[PROBLEM TO SOLVE] Omit all images. Write out the rest of the material exactly.

-- BEGIN RECORDED INFORMATION --

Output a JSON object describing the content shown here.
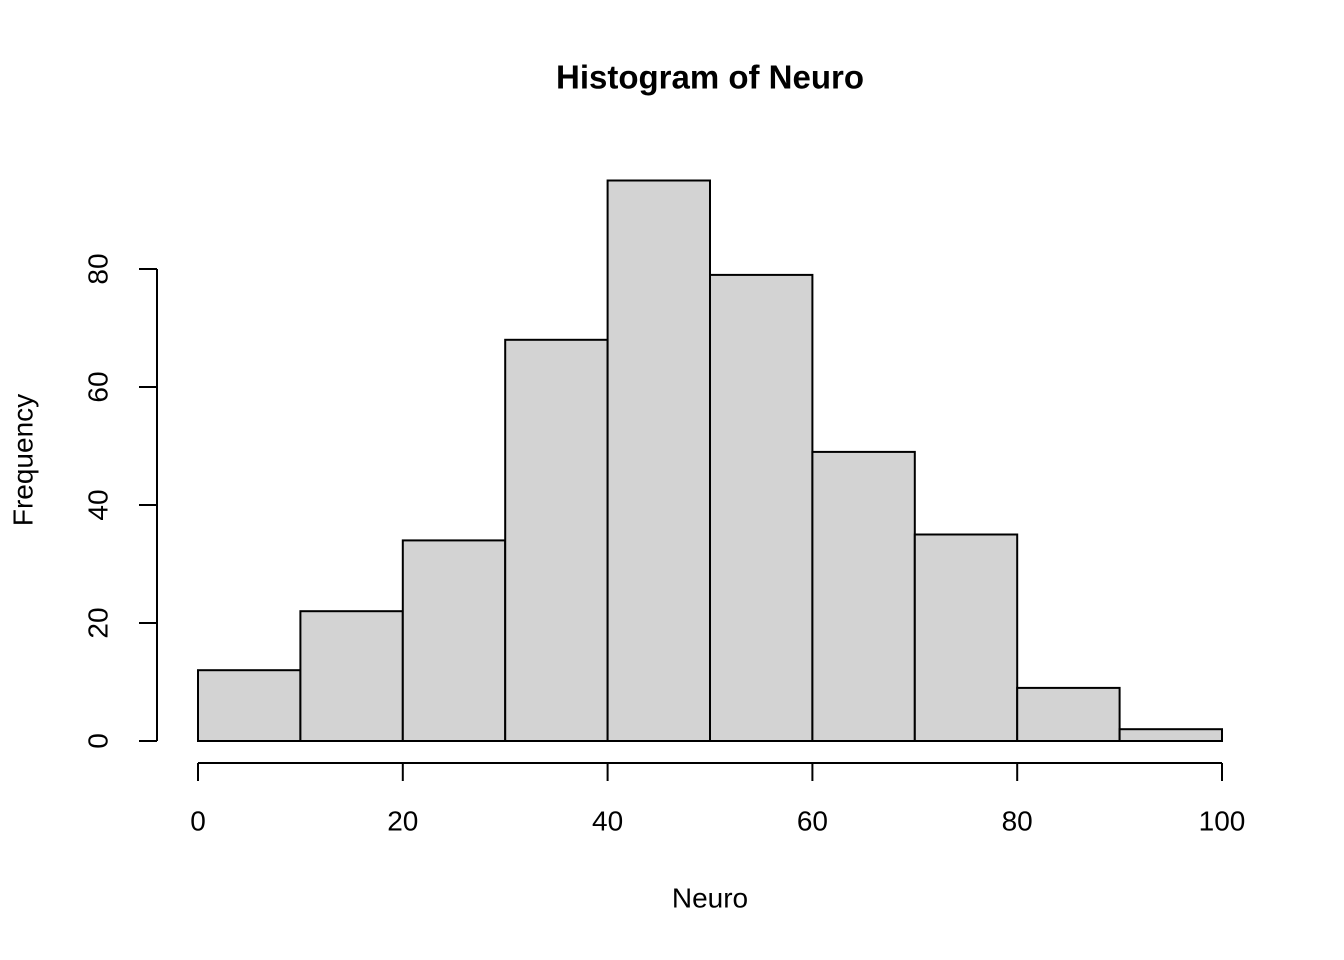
{
  "chart_data": {
    "type": "histogram",
    "title": "Histogram of Neuro",
    "x_label": "Neuro",
    "y_label": "Frequency",
    "bins": [
      0,
      10,
      20,
      30,
      40,
      50,
      60,
      70,
      80,
      90,
      100
    ],
    "values": [
      12,
      22,
      34,
      68,
      95,
      79,
      49,
      35,
      9,
      2
    ],
    "color": "#d3d3d3",
    "xlim": [
      0,
      100
    ],
    "xticks": [
      0,
      20,
      40,
      60,
      80,
      100
    ],
    "ylim": [
      0,
      95
    ],
    "yticks": [
      0,
      20,
      40,
      60,
      80
    ]
  }
}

-- END RECORDED INFORMATION --

[FINISHED ANSWER]
Output a JSON object describing the content shown here.
{
  "chart_data": {
    "type": "histogram",
    "title": "Histogram of Neuro",
    "x_label": "Neuro",
    "y_label": "Frequency",
    "bins": [
      0,
      10,
      20,
      30,
      40,
      50,
      60,
      70,
      80,
      90,
      100
    ],
    "values": [
      12,
      22,
      34,
      68,
      95,
      79,
      49,
      35,
      9,
      2
    ],
    "color": "#d3d3d3",
    "xlim": [
      0,
      100
    ],
    "xticks": [
      0,
      20,
      40,
      60,
      80,
      100
    ],
    "ylim": [
      0,
      95
    ],
    "yticks": [
      0,
      20,
      40,
      60,
      80
    ]
  }
}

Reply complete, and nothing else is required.